Each line below with the word "trên" needs to be copied.

(INPUT DATA begins)

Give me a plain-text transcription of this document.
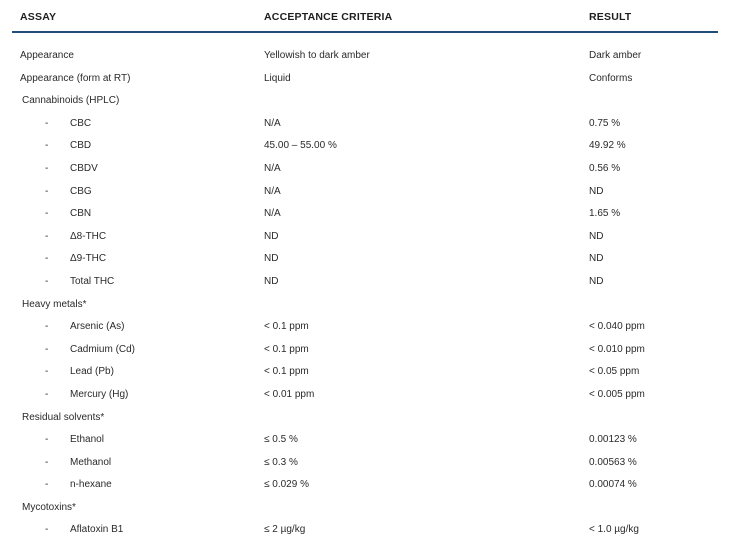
ASSAY	ACCEPTANCE CRITERIA	RESULT
Appearance	Yellowish to dark amber	Dark amber
Appearance (form at RT)	Liquid	Conforms
Cannabinoids (HPLC)
- CBC	N/A	0.75 %
- CBD	45.00 – 55.00 %	49.92 %
- CBDV	N/A	0.56 %
- CBG	N/A	ND
- CBN	N/A	1.65 %
- Δ8-THC	ND	ND
- Δ9-THC	ND	ND
- Total THC	ND	ND
Heavy metals*
- Arsenic (As)	< 0.1 ppm	< 0.040 ppm
- Cadmium (Cd)	< 0.1 ppm	< 0.010 ppm
- Lead (Pb)	< 0.1 ppm	< 0.05 ppm
- Mercury (Hg)	< 0.01 ppm	< 0.005 ppm
Residual solvents*
- Ethanol	≤ 0.5 %	0.00123 %
- Methanol	≤ 0.3 %	0.00563 %
- n-hexane	≤ 0.029 %	0.00074 %
Mycotoxins*
- Aflatoxin B1	≤ 2 µg/kg	< 1.0 µg/kg
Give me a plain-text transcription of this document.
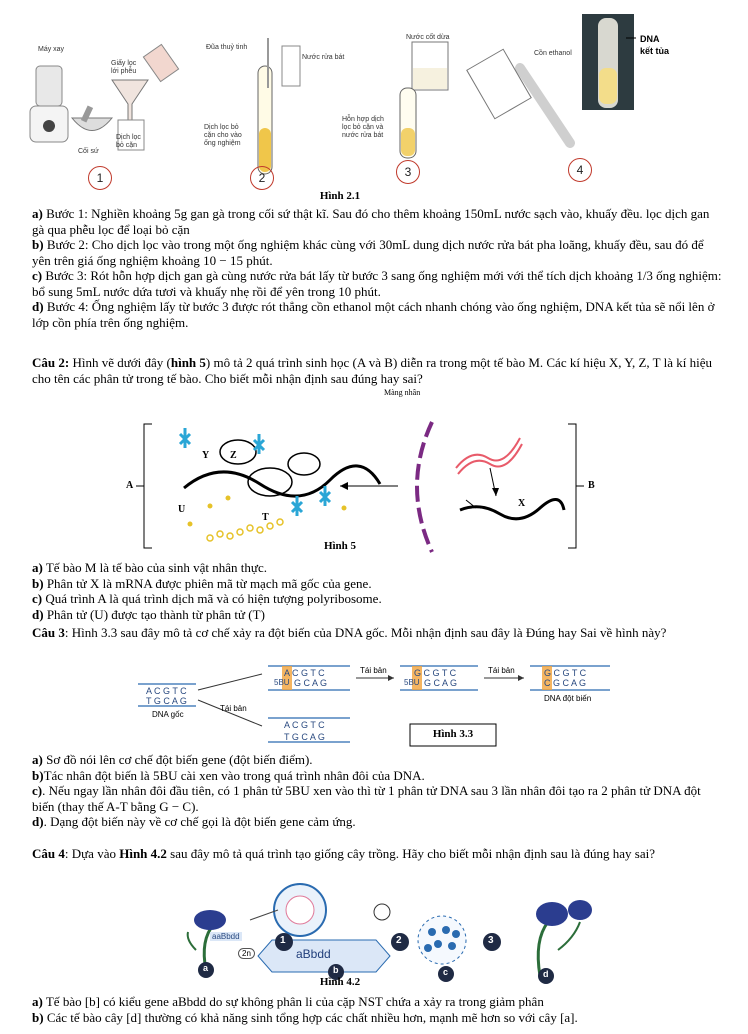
Máy xay
Giấy lọc
lới phễu
Cối sứ
Dịch lọc
bỏ cặn
Đũa thuỷ tinh
Nước rửa bát
Dịch lọc bỏ
cặn cho vào
ống nghiệm
Nước cốt dừa
Hỗn hợp dịch
lọc bỏ cặn và
nước rửa bát
Cồn ethanol
DNA
kết tủa
1	2	3	4
Hình 2.1
a) Bước 1: Nghiền khoảng 5g gan gà trong cối sứ thật kĩ. Sau đó cho thêm khoảng 150mL nước sạch vào, khuấy đều. lọc dịch gan gà qua phễu lọc để loại bỏ cặn
b) Bước 2: Cho dịch lọc vào trong một ống nghiệm khác cùng với 30mL dung dịch nước rửa bát pha loãng, khuấy đều, sau đó để yên trên giá ống nghiệm khoảng 10 − 15 phút.
c) Bước 3: Rót hỗn hợp dịch gan gà cùng nước rửa bát lấy từ bước 3 sang ống nghiệm mới với thể tích dịch khoảng 1/3 ống nghiệm: bổ sung 5mL nước dứa tươi và khuấy nhẹ rồi để yên trong 10 phút.
d) Bước 4: Ống nghiệm lấy từ bước 3 được rót thẳng cồn ethanol một cách nhanh chóng vào ống nghiệm, DNA kết tủa sẽ nổi lên ở lớp cồn phía trên ống nghiệm.
Câu 2: Hình vẽ dưới đây (hình 5) mô tả 2 quá trình sinh học (A và B) diễn ra trong một tế bào M. Các kí hiệu X, Y, Z, T là kí hiệu cho tên các phân tử trong tế bào. Cho biết mỗi nhận định sau đúng hay sai?
Màng nhân
A	B
Y Z
U
T
X
Hình 5
a) Tế bào M là tế bào của sinh vật nhân thực.
b) Phân tử X là mRNA được phiên mã từ mạch mã gốc của gene.
c) Quá trình A là quá trình dịch mã và có hiện tượng polyribosome.
d) Phân tử (U) được tạo thành từ phân tử (T)
Câu 3: Hình 3.3 sau đây mô tả cơ chế xảy ra đột biến của DNA gốc. Mỗi nhận định sau đây là Đúng hay Sai về hình này?
A C G T C
T G C A G
DNA gốc
Tái bản
A C G T C
5BU G C A G
Tái bản	G C G T C
5BU G C A G
Tái bản	G C G T C
C G C A G
DNA đột biến
A C G T C
T G C A G	Hình 3.3
a) Sơ đồ nói lên cơ chế đột biến gene (đột biến điểm).
b)Tác nhân đột biến là 5BU cài xen vào trong quá trình nhân đôi của DNA.
c). Nếu ngay lần nhân đôi đầu tiên, có 1 phân tử 5BU xen vào thì từ 1 phân tử DNA sau 3 lần nhân đôi tạo ra 2 phân tử DNA đột biến (thay thế A-T bằng G − C).
d). Dạng đột biến này về cơ chế gọi là đột biến gene cảm ứng.
Câu 4: Dựa vào Hình 4.2 sau đây mô tả quá trình tạo giống cây trồng. Hãy cho biết mỗi nhận định sau là đúng hay sai?
aaBbdd
2n	aBbdd
1	2	3
a	b	c	d
Hình 4.2
a) Tế bào [b] có kiểu gene aBbdd do sự không phân li của cặp NST chứa a xảy ra trong giảm phân
b) Các tế bào cây [d] thường có khả năng sinh tổng hợp các chất nhiều hơn, mạnh mẽ hơn so với cây [a].
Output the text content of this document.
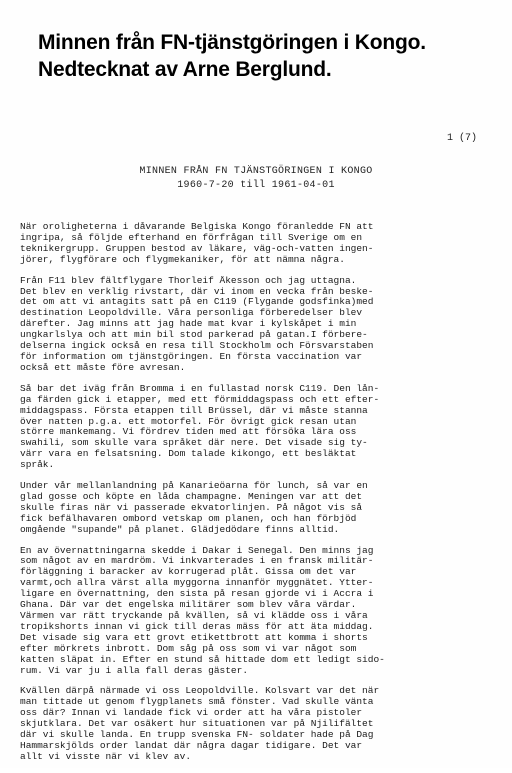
Minnen från FN-tjänstgöringen i Kongo.
Nedtecknat av Arne Berglund.
1 (7)
MINNEN FRÅN FN TJÄNSTGÖRINGEN I KONGO
1960-7-20 till 1961-04-01
När oroligheterna i dåvarande Belgiska Kongo föranledde FN att
ingripa, så följde efterhand en förfrågan till Sverige om en
teknikergrupp. Gruppen bestod av läkare, väg-och-vatten ingen-
jörer, flygförare och flygmekaniker, för att nämna några.
Från F11 blev fältflygare Thorleif Åkesson och jag uttagna.
Det blev en verklig rivstart, där vi inom en vecka från beske-
det om att vi antagits satt på en C119 (Flygande godsfinka)med
destination Leopoldville. Våra personliga förberedelser blev
därefter. Jag minns att jag hade mat kvar i kylskåpet i min
ungkarlslya och att min bil stod parkerad på gatan.I förbere-
delserna ingick också en resa till Stockholm och Försvarstaben
för information om tjänstgöringen. En första vaccination var
också ett måste före avresan.
Så bar det iväg från Bromma i en fullastad norsk C119. Den lån-
ga färden gick i etapper, med ett förmiddagspass och ett efter-
middagspass. Första etappen till Brüssel, där vi måste stanna
över natten p.g.a. ett motorfel. För övrigt gick resan utan
större mankemang. Vi fördrev tiden med att försöka lära oss
swahili, som skulle vara språket där nere. Det visade sig ty-
värr vara en felsatsning. Dom talade kikongo, ett besläktat
språk.
Under vår mellanlandning på Kanarieöarna för lunch, så var en
glad gosse och köpte en låda champagne. Meningen var att det
skulle firas när vi passerade ekvatorlinjen. På något vis så
fick befälhavaren ombord vetskap om planen, och han förbjöd
omgående "supande" på planet. Glädjedödare finns alltid.
En av övernattningarna skedde i Dakar i Senegal. Den minns jag
som något av en mardröm. Vi inkvarterades i en fransk militär-
förläggning i baracker av korrugerad plåt. Gissa om det var
varmt,och allra värst alla myggorna innanför myggnätet. Ytter-
ligare en övernattning, den sista på resan gjorde vi i Accra i
Ghana. Där var det engelska militärer som blev våra värdar.
Värmen var rätt tryckande på kvällen, så vi klädde oss i våra
tropikshorts innan vi gick till deras mäss för att äta middag.
Det visade sig vara ett grovt etikettbrott att komma i shorts
efter mörkrets inbrott. Dom såg på oss som vi var något som
katten släpat in. Efter en stund så hittade dom ett ledigt sido-
rum. Vi var ju i alla fall deras gäster.
Kvällen därpå närmade vi oss Leopoldville. Kolsvart var det när
man tittade ut genom flygplanets små fönster. Vad skulle vänta
oss där? Innan vi landade fick vi order att ha våra pistoler
skjutklara. Det var osäkert hur situationen var på Njilifältet
där vi skulle landa. En trupp svenska FN- soldater hade på Dag
Hammarskjölds order landat där några dagar tidigare. Det var
allt vi visste när vi klev av.
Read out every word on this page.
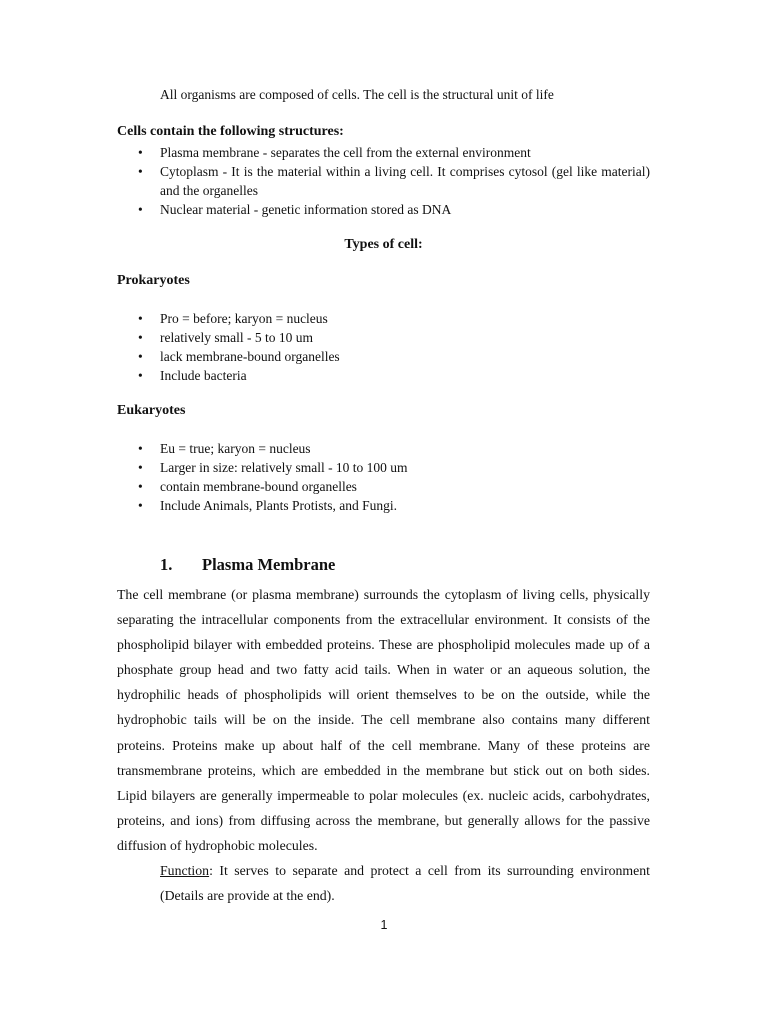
All organisms are composed of cells. The cell is the structural unit of life

Cells contain the following structures:

• Plasma membrane - separates the cell from the external environment
• Cytoplasm - It is the material within a living cell. It comprises cytosol (gel like material) and the organelles
• Nuclear material - genetic information stored as DNA

Types of cell:

Prokaryotes

• Pro = before; karyon = nucleus
• relatively small - 5 to 10 um
• lack membrane-bound organelles
• Include bacteria

Eukaryotes

• Eu = true; karyon = nucleus
• Larger in size: relatively small - 10 to 100 um
• contain membrane-bound organelles
• Include Animals, Plants Protists, and Fungi.

1. Plasma Membrane

The cell membrane (or plasma membrane) surrounds the cytoplasm of living cells, physically separating the intracellular components from the extracellular environment. It consists of the phospholipid bilayer with embedded proteins. These are phospholipid molecules made up of a phosphate group head and two fatty acid tails. When in water or an aqueous solution, the hydrophilic heads of phospholipids will orient themselves to be on the outside, while the hydrophobic tails will be on the inside. The cell membrane also contains many different proteins. Proteins make up about half of the cell membrane. Many of these proteins are transmembrane proteins, which are embedded in the membrane but stick out on both sides. Lipid bilayers are generally impermeable to polar molecules (ex. nucleic acids, carbohydrates, proteins, and ions) from diffusing across the membrane, but generally allows for the passive diffusion of hydrophobic molecules.

Function: It serves to separate and protect a cell from its surrounding environment (Details are provide at the end).

1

(INPUT DATA ends)

◆ RESULT OF THE TASK:
b) Bước 2: Cho dịch lọc vào trong một ống nghiệm khác cùng với 30mL dung dịch nước rửa bát pha loãng, khuấy đều, sau đó để yên trên giá ống nghiệm khoảng 10 − 15 phút.
d) Bước 4: Ống nghiệm lấy từ bước 3 được rót thẳng cồn ethanol một cách nhanh chóng vào ống nghiệm, DNA kết tủa sẽ nổi lên ở lớp cồn phía trên ống nghiệm.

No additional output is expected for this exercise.